Objective:
Gather up all lines that carry the word "新盖中盖牌".

Available records:
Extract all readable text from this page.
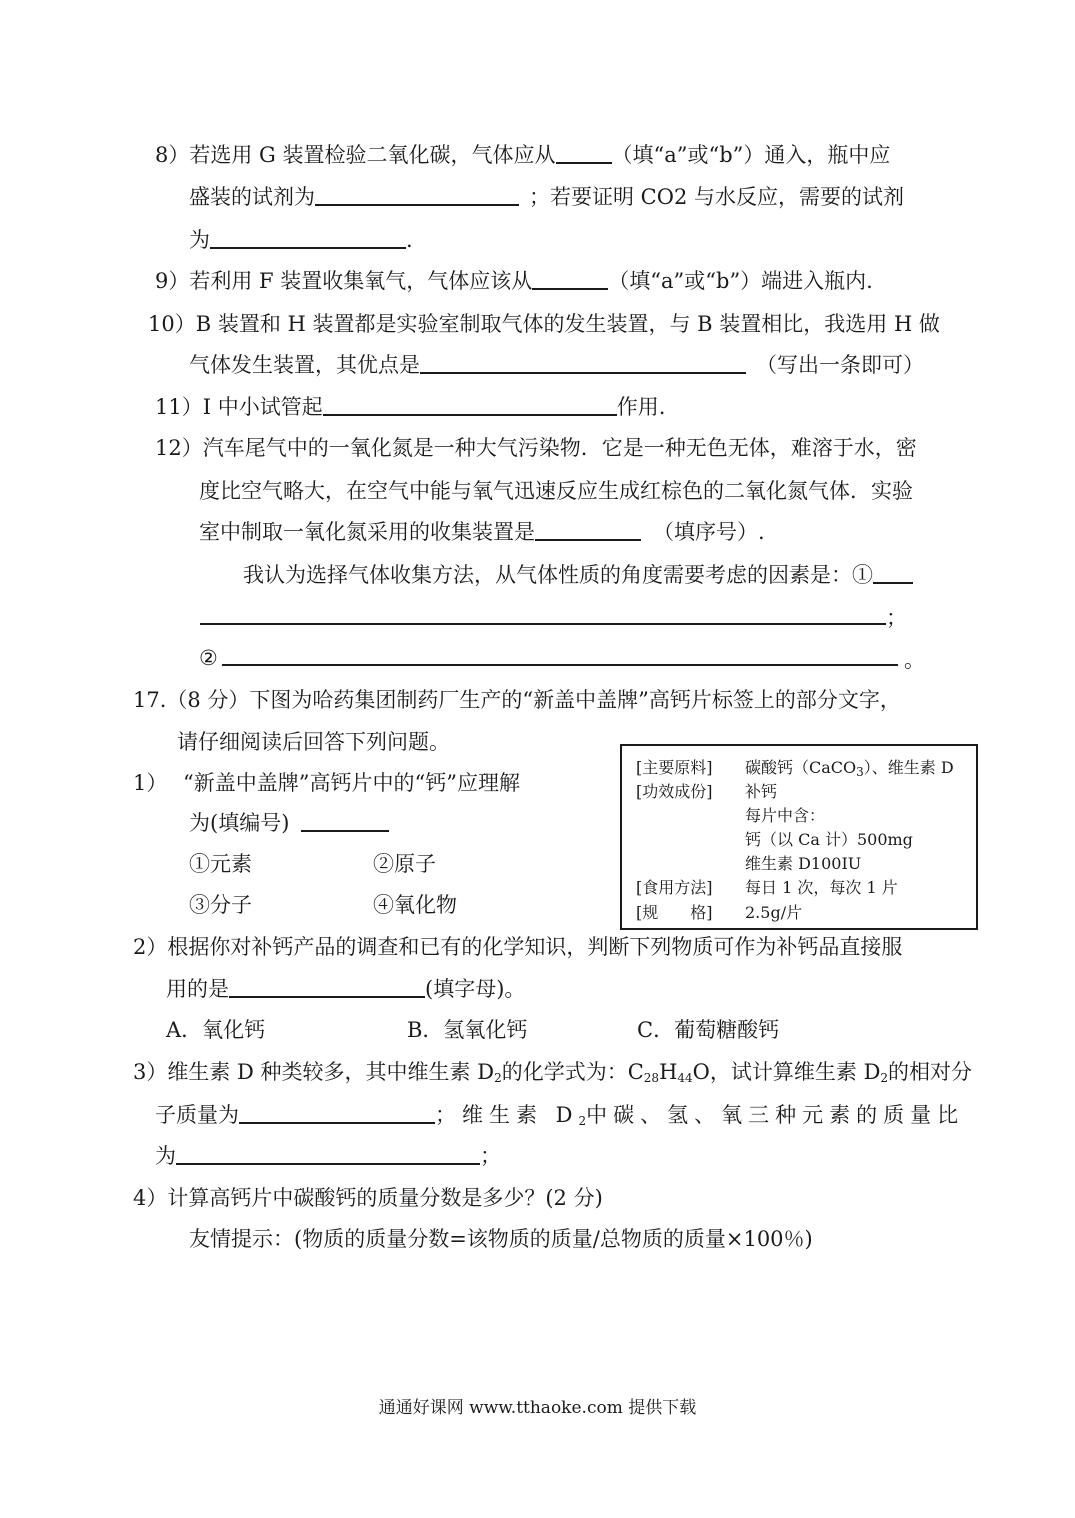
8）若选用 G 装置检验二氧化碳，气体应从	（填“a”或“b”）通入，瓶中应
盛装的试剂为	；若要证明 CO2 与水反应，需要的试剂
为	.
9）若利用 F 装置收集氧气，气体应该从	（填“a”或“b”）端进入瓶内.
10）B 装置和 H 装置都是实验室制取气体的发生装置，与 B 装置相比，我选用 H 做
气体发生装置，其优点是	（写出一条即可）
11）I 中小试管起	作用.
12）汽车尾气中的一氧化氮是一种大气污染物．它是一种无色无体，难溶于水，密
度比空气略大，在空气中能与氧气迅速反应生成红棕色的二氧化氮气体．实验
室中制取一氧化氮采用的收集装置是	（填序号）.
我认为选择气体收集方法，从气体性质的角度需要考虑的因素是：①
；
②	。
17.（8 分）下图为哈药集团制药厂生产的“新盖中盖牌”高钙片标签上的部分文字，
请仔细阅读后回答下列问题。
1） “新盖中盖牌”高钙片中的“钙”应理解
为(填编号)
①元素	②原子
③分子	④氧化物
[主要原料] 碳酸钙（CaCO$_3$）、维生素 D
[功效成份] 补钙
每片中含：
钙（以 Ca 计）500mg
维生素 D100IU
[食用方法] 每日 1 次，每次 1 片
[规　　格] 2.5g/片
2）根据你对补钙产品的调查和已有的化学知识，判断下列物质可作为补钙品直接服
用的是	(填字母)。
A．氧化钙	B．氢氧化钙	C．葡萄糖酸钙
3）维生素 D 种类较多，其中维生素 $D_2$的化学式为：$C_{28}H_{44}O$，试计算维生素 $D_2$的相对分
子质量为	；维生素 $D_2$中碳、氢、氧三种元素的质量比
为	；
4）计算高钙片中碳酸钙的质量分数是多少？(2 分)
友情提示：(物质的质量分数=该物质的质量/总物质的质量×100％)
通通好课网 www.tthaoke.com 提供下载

Written answer:
17.（8 分）下图为哈药集团制药厂生产的“新盖中盖牌”高钙片标签上的部分文字，
1） “新盖中盖牌”高钙片中的“钙”应理解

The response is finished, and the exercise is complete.